**SET EXERCISE**:
The required output is a single number: how many lines of the material contain the string "identifying".

**GIVEN DATA**:
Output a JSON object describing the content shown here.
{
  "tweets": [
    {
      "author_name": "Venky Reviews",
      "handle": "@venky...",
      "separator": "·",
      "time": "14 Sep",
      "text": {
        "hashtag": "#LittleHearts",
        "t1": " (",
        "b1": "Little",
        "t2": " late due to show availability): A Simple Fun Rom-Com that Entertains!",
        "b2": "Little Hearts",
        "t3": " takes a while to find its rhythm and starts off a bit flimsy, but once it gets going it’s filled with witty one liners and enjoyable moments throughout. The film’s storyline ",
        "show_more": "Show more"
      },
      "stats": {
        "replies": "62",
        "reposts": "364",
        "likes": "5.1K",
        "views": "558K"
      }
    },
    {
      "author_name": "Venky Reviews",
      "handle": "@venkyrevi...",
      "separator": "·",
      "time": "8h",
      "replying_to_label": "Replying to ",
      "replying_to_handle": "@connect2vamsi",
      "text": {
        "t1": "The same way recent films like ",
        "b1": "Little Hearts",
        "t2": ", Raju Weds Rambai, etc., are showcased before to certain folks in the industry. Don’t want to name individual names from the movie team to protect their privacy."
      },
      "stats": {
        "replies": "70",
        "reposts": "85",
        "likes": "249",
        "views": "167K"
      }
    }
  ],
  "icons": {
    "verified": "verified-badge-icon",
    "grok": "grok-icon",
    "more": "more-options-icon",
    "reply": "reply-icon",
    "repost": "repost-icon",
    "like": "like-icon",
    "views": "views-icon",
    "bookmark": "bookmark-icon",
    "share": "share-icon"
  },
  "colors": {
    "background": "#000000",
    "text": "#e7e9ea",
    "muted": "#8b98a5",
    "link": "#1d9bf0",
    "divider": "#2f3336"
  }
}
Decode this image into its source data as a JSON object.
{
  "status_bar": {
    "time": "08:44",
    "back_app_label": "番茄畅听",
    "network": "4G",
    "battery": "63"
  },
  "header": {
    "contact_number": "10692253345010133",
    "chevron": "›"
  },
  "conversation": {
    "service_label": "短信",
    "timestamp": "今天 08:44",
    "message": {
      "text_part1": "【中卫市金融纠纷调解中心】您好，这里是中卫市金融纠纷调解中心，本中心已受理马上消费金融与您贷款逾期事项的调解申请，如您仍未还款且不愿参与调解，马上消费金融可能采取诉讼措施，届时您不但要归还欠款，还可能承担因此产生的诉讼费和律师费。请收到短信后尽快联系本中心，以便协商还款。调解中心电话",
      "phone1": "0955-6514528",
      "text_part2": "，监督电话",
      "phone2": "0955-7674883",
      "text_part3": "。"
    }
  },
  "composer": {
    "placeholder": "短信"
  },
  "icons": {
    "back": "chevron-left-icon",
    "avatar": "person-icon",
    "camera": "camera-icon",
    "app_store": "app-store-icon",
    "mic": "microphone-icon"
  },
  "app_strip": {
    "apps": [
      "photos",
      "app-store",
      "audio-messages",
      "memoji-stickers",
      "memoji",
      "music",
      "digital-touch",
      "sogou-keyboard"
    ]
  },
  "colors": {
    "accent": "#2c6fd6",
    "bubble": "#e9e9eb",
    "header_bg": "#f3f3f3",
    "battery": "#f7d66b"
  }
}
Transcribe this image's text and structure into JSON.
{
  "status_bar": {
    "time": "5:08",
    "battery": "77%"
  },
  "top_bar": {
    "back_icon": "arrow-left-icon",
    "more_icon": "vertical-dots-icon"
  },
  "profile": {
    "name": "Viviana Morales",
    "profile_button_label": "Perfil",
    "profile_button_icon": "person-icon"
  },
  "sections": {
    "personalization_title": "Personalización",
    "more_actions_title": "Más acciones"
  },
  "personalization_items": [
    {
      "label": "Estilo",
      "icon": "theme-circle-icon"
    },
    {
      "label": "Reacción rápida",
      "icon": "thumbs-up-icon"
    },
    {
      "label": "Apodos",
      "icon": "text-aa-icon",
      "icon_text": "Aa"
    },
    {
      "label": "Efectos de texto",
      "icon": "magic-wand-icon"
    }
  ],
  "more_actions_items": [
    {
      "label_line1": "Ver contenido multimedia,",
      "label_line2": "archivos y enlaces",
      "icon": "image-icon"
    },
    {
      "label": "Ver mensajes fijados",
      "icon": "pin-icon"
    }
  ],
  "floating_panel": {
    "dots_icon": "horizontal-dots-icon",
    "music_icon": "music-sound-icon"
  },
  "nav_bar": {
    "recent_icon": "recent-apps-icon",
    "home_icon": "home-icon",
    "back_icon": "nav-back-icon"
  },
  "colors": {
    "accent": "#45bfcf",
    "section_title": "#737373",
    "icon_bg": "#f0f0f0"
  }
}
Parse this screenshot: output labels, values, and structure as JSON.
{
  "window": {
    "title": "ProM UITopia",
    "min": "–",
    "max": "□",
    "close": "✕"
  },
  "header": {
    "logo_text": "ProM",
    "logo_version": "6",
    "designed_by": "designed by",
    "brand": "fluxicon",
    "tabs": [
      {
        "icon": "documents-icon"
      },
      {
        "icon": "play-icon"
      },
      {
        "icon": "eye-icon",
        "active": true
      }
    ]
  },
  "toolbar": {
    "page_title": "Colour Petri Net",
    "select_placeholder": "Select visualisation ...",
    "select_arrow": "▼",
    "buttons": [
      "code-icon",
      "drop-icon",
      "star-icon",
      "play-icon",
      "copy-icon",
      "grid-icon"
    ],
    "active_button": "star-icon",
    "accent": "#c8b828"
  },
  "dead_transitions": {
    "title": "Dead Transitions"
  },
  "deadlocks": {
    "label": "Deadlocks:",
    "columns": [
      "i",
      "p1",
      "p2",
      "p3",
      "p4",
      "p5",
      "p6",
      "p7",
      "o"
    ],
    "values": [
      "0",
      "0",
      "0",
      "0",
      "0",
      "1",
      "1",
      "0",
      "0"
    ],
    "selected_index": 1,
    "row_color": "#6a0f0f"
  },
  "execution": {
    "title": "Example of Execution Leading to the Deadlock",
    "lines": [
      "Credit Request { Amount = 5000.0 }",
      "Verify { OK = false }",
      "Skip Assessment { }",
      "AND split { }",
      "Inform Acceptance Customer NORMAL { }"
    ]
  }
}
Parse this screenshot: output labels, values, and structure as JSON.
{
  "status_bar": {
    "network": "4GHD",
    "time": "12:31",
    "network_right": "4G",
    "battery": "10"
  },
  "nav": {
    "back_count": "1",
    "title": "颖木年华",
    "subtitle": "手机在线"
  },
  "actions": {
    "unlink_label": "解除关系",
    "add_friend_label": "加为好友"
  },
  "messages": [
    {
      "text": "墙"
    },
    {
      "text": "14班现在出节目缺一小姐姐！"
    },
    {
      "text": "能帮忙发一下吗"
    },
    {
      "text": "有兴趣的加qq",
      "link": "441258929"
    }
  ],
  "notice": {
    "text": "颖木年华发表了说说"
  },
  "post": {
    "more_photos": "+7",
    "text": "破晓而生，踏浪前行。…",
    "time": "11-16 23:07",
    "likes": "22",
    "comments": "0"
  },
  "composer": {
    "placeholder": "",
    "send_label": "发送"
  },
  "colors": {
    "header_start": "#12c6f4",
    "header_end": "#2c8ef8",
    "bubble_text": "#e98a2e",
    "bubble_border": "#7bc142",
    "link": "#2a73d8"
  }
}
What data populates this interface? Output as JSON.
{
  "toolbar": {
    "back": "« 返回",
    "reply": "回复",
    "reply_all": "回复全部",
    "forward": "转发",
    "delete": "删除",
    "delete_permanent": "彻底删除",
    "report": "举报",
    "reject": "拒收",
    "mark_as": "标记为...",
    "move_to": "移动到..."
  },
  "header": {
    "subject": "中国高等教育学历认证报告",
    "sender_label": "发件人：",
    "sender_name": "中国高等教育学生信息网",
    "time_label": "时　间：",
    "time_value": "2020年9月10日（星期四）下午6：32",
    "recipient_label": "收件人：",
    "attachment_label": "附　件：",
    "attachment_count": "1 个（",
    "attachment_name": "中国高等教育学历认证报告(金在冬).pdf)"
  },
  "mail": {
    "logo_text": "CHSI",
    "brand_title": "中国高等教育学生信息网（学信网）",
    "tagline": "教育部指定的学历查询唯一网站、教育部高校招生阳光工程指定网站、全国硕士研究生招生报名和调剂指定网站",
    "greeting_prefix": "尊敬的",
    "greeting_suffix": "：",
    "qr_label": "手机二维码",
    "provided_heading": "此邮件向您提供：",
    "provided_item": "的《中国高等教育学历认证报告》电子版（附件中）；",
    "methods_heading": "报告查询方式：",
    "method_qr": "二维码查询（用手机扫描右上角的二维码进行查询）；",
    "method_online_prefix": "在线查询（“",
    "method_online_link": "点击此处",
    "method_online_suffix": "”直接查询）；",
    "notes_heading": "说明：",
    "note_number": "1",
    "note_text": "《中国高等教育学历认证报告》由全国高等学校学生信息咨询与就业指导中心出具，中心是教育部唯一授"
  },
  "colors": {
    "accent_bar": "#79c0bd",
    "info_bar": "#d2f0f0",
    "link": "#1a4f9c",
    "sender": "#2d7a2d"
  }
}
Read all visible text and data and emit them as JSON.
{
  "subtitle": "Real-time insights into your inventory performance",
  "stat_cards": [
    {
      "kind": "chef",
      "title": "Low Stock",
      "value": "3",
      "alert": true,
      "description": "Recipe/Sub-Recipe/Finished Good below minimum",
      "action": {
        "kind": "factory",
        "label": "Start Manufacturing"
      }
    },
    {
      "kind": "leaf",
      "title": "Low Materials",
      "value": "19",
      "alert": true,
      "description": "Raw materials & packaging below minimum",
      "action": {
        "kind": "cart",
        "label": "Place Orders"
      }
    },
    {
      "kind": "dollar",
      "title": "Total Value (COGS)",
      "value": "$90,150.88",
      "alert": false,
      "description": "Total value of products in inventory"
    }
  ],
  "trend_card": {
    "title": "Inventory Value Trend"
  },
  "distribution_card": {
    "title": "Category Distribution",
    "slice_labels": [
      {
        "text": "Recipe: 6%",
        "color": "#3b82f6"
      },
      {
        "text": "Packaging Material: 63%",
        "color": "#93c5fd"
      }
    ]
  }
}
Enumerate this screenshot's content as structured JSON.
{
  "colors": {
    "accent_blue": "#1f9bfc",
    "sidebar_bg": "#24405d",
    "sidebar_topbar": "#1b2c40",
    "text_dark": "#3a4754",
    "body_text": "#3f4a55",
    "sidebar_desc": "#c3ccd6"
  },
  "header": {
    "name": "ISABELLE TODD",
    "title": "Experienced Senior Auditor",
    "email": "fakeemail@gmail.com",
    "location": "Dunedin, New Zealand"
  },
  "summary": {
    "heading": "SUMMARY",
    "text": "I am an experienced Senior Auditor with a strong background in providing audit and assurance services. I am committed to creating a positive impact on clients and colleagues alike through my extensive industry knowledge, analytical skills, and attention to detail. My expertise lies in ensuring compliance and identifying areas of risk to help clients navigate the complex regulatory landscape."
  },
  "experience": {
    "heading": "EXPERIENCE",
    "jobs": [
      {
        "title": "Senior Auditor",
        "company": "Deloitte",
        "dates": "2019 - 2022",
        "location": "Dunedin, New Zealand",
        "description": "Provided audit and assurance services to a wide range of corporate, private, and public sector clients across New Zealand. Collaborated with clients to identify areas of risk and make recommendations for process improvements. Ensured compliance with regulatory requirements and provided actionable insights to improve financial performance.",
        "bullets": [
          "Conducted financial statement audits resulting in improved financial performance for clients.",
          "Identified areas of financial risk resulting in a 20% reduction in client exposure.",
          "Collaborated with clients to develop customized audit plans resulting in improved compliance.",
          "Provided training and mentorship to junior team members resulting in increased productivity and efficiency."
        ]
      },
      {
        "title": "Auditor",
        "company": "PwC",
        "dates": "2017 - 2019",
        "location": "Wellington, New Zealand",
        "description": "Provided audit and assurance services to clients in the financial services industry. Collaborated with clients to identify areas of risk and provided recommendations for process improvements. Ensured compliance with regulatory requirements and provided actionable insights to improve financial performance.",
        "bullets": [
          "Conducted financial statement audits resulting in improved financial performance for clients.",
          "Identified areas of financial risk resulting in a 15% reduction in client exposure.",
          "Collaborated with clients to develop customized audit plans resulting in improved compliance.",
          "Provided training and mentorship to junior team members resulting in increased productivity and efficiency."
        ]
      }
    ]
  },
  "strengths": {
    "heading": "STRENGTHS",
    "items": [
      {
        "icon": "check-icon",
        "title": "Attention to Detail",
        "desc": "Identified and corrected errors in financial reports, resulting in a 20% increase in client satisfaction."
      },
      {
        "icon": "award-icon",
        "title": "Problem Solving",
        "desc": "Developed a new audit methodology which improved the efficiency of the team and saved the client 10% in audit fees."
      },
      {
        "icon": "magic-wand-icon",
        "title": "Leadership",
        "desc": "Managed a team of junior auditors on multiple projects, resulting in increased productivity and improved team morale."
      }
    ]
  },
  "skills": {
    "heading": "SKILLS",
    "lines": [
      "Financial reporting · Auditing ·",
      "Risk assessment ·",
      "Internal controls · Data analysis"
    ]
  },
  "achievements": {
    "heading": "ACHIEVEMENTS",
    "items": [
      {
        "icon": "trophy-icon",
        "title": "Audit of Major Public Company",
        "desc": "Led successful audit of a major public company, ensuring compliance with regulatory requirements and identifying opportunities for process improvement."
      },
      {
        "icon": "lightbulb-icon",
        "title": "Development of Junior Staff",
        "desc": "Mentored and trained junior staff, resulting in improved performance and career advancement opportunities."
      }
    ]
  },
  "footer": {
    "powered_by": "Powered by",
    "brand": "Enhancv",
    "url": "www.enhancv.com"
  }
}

**FINAL RESULT**:
2